[Stored rows]
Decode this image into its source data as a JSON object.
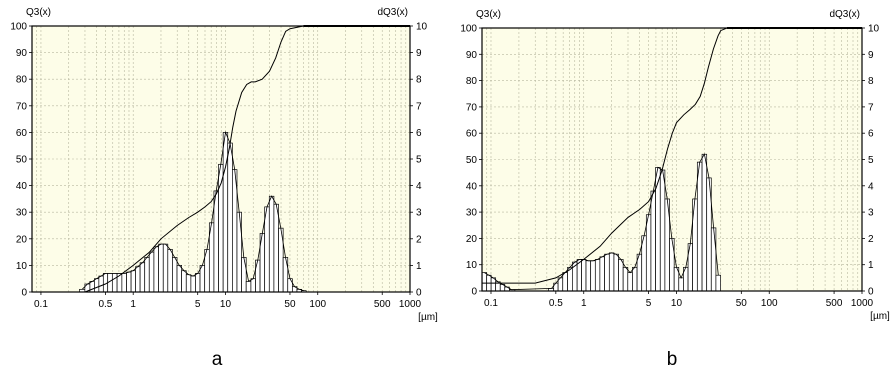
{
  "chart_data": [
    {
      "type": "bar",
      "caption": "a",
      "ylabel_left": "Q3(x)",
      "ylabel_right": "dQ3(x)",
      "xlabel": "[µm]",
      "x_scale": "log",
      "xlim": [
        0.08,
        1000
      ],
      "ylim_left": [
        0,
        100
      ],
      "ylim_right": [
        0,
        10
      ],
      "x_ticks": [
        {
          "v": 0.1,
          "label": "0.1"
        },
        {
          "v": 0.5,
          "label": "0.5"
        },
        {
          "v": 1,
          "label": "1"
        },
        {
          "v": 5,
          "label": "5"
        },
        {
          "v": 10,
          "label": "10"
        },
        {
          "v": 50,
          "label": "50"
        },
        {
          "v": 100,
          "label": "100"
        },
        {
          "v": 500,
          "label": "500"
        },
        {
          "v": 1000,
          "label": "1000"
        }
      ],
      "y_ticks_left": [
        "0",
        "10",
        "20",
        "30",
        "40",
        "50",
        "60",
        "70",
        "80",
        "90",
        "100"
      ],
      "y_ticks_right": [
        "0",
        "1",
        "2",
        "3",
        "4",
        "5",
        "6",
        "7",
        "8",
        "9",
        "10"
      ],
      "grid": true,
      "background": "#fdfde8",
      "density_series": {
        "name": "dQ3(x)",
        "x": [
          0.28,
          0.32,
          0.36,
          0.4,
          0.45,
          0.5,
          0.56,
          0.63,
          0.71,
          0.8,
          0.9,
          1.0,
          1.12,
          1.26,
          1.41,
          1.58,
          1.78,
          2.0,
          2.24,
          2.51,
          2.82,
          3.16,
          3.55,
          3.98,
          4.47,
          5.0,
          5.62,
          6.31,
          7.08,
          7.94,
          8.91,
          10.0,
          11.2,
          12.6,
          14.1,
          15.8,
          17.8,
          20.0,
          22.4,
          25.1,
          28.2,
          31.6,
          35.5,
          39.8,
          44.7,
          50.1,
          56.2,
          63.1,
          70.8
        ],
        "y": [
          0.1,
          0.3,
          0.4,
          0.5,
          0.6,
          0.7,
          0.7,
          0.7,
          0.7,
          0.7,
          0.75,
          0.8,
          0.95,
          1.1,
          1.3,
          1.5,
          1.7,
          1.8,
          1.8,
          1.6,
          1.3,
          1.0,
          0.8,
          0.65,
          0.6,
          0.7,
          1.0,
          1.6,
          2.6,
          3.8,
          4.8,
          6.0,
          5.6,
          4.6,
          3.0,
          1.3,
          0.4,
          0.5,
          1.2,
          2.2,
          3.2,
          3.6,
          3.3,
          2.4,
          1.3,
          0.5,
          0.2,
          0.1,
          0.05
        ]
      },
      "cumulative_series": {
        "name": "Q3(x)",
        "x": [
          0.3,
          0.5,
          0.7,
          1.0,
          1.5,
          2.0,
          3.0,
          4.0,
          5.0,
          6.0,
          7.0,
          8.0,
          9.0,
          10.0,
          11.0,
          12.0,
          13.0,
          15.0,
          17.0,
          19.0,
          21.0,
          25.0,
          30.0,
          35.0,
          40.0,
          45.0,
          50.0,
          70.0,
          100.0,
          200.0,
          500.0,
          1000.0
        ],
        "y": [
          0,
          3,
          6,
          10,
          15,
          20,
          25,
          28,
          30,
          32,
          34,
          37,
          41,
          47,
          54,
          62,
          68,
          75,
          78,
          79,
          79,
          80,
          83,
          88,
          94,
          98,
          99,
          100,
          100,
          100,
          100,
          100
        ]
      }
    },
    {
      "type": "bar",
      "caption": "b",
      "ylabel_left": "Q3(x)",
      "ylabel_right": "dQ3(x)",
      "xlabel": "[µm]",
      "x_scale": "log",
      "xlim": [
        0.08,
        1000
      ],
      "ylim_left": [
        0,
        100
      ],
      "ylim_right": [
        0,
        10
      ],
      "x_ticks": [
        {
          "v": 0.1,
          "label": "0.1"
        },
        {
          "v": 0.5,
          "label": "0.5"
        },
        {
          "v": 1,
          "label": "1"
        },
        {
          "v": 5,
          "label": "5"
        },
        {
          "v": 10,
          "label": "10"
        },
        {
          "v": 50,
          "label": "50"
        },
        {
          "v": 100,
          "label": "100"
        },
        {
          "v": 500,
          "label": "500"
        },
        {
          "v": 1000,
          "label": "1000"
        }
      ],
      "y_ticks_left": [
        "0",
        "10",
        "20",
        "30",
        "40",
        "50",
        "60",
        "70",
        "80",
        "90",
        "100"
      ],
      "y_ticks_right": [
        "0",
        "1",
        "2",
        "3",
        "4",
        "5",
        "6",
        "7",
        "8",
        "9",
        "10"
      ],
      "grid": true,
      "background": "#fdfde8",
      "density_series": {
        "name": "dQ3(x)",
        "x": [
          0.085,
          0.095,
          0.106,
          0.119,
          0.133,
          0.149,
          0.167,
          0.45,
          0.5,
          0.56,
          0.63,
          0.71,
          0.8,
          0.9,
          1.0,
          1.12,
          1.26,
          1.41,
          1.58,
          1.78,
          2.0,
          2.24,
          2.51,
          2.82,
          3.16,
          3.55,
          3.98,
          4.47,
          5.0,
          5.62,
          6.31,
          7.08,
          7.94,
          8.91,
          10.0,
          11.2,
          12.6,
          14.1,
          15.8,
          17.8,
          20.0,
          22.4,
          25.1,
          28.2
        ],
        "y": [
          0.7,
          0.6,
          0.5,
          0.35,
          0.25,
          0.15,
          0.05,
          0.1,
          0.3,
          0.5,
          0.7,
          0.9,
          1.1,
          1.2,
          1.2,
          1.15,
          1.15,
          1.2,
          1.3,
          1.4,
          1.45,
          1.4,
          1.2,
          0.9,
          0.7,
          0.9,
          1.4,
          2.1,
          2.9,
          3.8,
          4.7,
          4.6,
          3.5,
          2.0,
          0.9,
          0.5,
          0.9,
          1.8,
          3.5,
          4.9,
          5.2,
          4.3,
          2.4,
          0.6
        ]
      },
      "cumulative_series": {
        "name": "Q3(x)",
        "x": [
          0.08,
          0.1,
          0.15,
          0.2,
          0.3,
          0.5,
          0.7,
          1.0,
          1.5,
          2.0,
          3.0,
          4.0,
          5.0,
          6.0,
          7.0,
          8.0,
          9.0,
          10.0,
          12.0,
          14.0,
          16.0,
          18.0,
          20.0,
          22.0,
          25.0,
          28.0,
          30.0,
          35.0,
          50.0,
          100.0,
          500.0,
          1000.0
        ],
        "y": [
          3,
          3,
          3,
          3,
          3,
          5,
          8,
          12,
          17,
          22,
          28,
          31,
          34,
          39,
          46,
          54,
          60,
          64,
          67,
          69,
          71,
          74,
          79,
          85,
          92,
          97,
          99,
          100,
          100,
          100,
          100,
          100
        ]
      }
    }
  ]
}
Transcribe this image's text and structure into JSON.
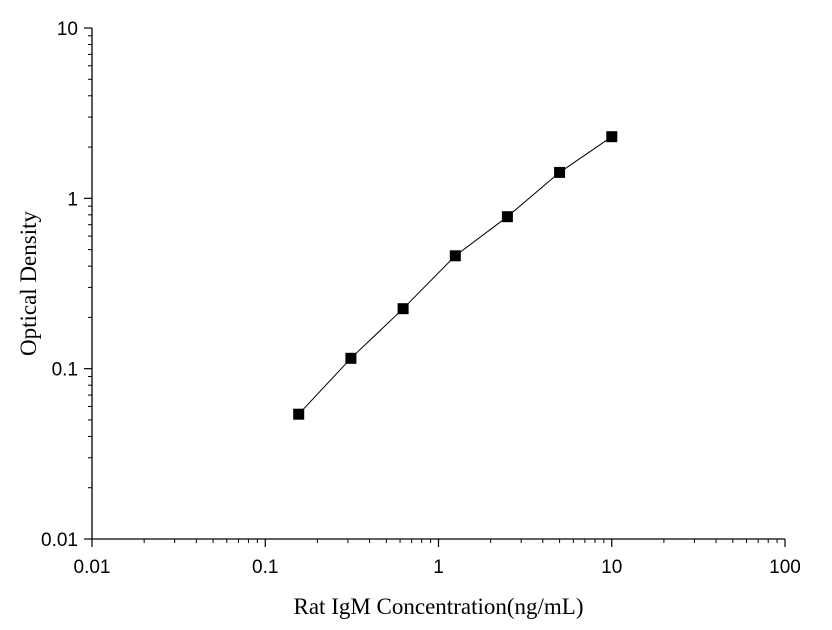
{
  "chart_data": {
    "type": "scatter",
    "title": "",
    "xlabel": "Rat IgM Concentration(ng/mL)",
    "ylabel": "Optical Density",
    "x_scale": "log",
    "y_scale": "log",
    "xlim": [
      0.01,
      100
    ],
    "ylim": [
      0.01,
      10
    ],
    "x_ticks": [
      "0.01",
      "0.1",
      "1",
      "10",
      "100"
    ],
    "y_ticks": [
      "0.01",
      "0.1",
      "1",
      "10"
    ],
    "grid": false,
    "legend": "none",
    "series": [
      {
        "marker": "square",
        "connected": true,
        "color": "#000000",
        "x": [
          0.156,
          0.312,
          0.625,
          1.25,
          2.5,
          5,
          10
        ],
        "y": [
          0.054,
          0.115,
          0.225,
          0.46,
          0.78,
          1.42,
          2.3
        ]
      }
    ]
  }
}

[The problem] From the line that contains "Transcribe this image's" to the end of the material above, output every line exactly, both ends included, but leave out any pictures.

[Exercise answer]
Transcribe this image's text and structure into JSON.
{
  "chart_data": {
    "type": "scatter",
    "title": "",
    "xlabel": "Rat IgM Concentration(ng/mL)",
    "ylabel": "Optical Density",
    "x_scale": "log",
    "y_scale": "log",
    "xlim": [
      0.01,
      100
    ],
    "ylim": [
      0.01,
      10
    ],
    "x_ticks": [
      "0.01",
      "0.1",
      "1",
      "10",
      "100"
    ],
    "y_ticks": [
      "0.01",
      "0.1",
      "1",
      "10"
    ],
    "grid": false,
    "legend": "none",
    "series": [
      {
        "marker": "square",
        "connected": true,
        "color": "#000000",
        "x": [
          0.156,
          0.312,
          0.625,
          1.25,
          2.5,
          5,
          10
        ],
        "y": [
          0.054,
          0.115,
          0.225,
          0.46,
          0.78,
          1.42,
          2.3
        ]
      }
    ]
  }
}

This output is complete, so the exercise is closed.